Saved entries:
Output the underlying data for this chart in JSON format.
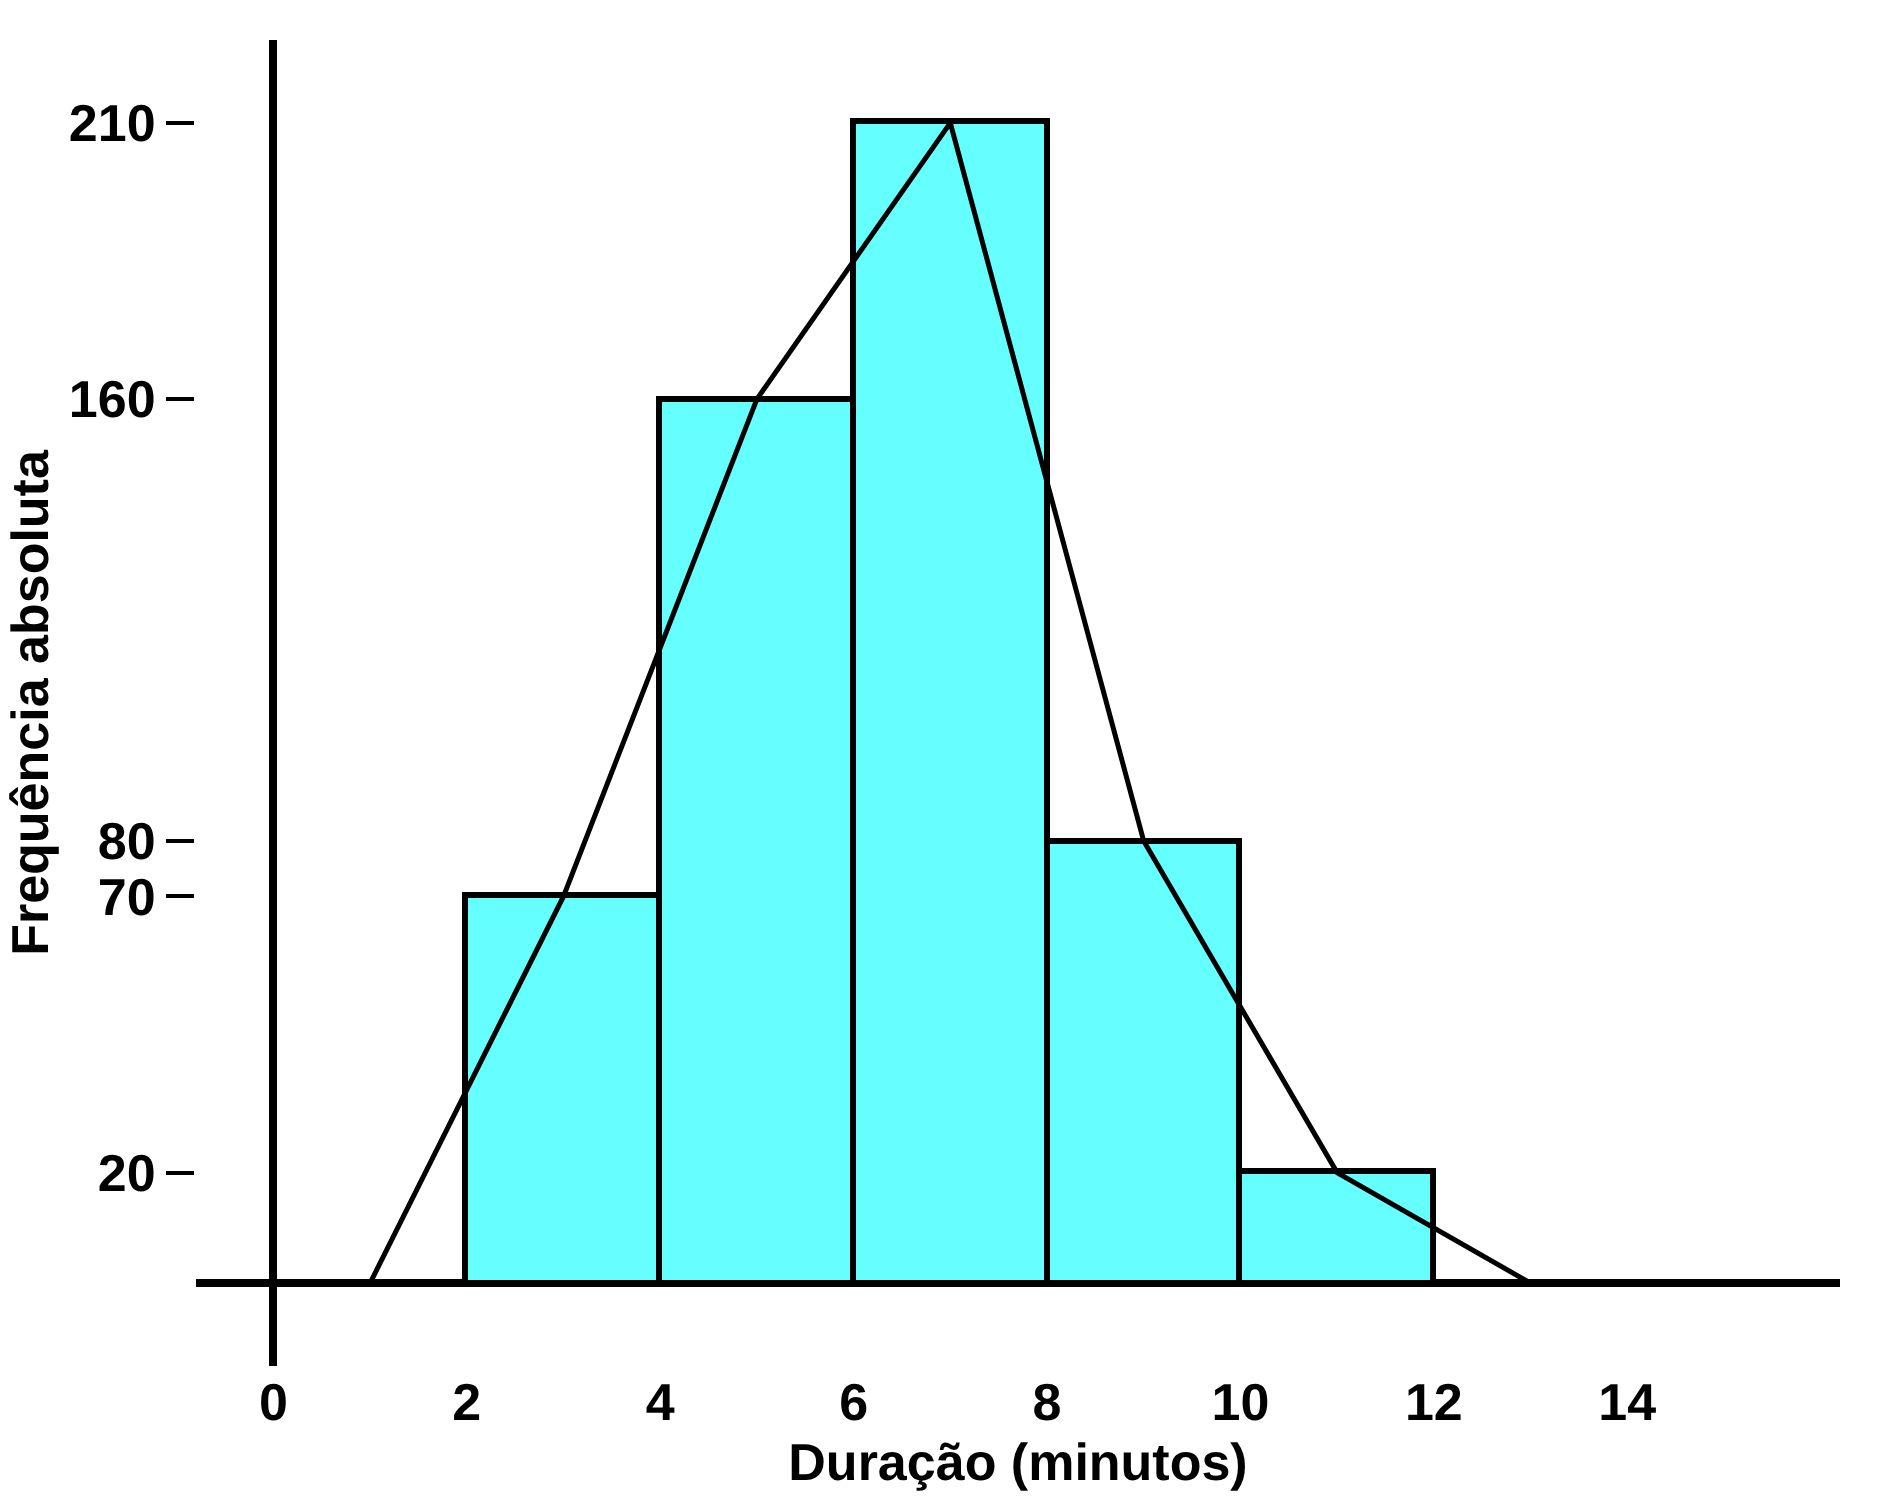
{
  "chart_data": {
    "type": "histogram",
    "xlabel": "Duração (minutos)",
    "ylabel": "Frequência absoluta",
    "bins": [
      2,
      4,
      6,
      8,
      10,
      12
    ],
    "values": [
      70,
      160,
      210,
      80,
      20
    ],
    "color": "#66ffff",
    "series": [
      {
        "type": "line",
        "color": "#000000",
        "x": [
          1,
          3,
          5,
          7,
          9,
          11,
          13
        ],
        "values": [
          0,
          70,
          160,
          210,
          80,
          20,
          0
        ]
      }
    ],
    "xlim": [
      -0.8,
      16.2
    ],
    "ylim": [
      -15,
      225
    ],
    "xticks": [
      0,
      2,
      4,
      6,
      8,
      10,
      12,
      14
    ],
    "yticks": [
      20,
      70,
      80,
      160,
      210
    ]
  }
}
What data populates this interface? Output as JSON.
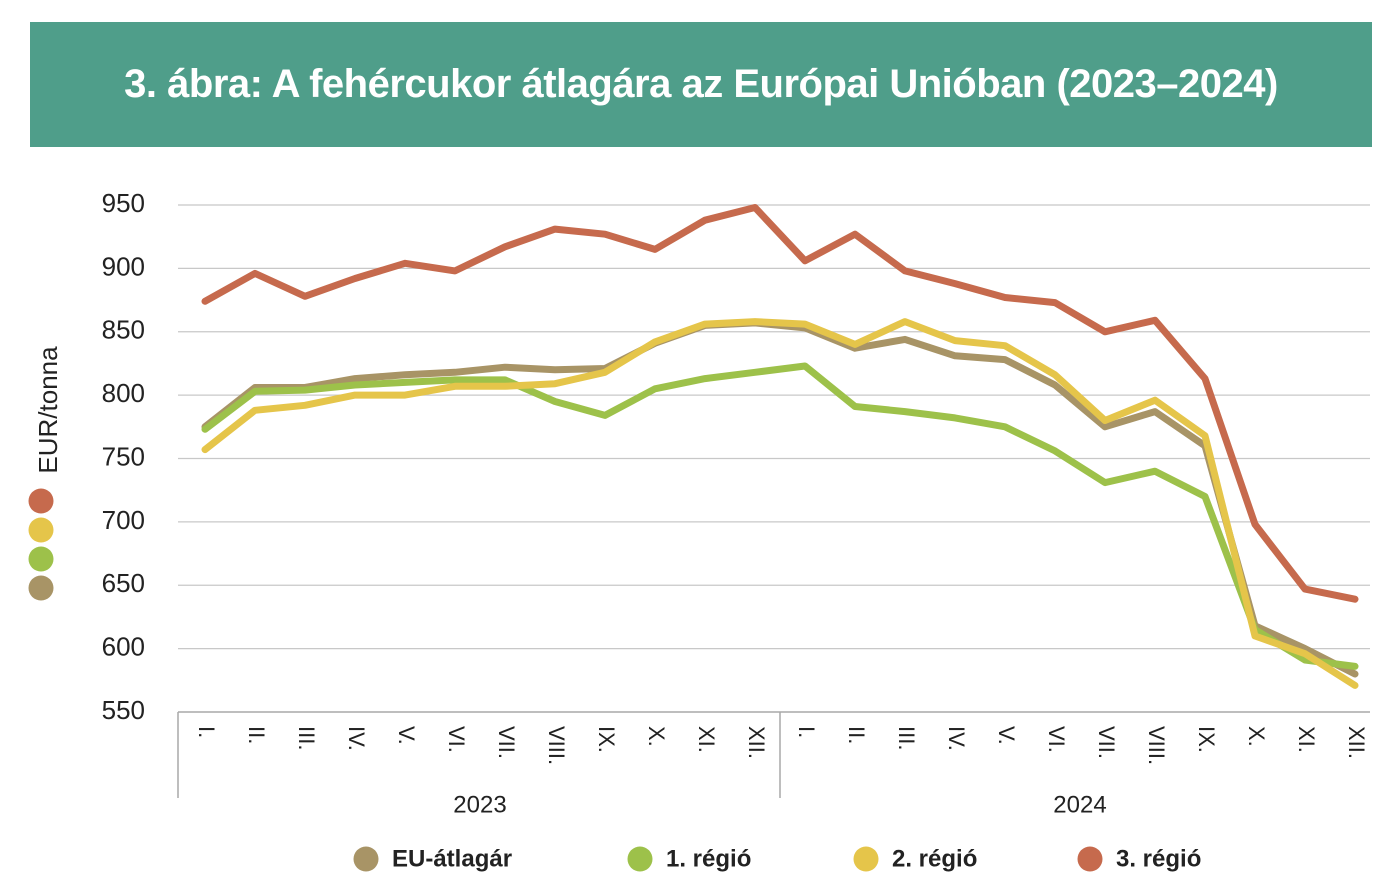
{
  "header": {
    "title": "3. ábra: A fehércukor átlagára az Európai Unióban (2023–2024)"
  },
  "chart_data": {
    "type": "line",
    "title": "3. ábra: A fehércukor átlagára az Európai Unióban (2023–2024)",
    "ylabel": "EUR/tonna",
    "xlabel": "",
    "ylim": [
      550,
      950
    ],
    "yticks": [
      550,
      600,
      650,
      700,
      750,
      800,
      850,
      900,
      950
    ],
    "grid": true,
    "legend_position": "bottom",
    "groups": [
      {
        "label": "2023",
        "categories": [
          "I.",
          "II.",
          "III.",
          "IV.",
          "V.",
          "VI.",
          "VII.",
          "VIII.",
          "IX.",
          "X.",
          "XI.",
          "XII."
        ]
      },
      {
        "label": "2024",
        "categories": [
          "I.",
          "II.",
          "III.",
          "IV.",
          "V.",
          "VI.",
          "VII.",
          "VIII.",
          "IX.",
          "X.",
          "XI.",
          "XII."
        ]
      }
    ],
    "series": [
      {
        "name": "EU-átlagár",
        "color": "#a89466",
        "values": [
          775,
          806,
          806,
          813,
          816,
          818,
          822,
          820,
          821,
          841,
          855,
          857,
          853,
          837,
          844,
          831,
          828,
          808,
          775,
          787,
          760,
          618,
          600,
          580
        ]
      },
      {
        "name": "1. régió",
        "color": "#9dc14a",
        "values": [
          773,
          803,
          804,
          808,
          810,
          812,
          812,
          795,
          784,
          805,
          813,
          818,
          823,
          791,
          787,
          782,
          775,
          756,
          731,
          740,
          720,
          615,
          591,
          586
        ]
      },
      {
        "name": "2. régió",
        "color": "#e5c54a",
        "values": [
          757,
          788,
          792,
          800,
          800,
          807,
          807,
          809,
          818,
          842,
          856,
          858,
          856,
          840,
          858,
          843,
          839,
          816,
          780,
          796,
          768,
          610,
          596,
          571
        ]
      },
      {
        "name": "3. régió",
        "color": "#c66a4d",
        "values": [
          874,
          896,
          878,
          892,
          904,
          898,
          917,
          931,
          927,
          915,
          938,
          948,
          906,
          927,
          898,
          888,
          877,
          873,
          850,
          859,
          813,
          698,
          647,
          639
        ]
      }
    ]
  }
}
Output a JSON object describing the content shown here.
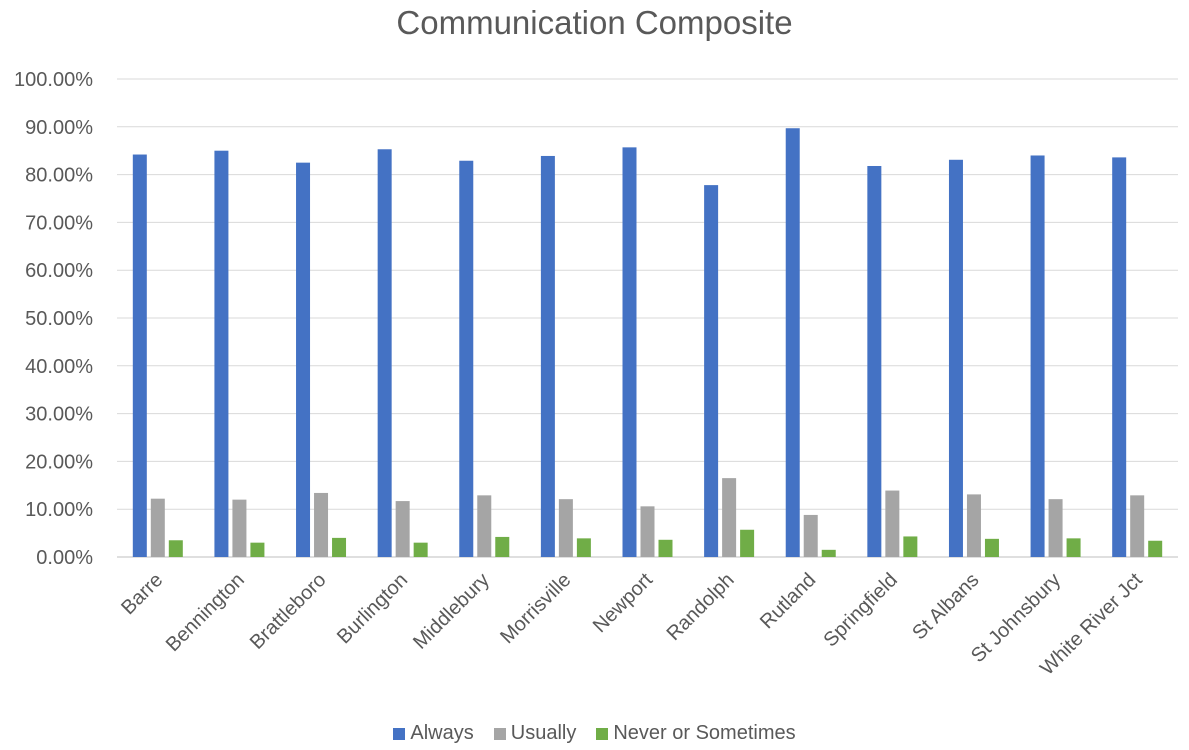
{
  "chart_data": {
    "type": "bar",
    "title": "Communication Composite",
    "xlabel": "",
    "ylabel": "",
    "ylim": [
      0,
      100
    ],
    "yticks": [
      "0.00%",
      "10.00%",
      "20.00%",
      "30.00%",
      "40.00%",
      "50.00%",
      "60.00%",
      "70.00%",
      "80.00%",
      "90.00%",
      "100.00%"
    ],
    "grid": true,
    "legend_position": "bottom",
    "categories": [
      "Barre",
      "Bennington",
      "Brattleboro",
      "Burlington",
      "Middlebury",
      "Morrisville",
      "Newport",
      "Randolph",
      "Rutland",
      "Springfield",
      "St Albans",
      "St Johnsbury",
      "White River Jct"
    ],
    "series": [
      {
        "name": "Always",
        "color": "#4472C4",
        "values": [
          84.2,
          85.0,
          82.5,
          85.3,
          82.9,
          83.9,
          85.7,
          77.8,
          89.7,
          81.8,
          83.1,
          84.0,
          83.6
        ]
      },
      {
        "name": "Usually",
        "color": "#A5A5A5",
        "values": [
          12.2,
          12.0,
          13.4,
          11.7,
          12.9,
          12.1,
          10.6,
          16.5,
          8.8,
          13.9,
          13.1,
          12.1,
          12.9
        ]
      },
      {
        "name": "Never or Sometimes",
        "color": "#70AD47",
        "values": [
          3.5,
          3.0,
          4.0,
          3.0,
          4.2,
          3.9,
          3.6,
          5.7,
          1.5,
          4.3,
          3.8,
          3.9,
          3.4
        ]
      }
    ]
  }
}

TASK STATEMENT: Read the data above and pull out each line that holds the string "régió".

REPLY TO THE TASK:
        "name": "1. régió",
        "name": "2. régió",
        "name": "3. régió",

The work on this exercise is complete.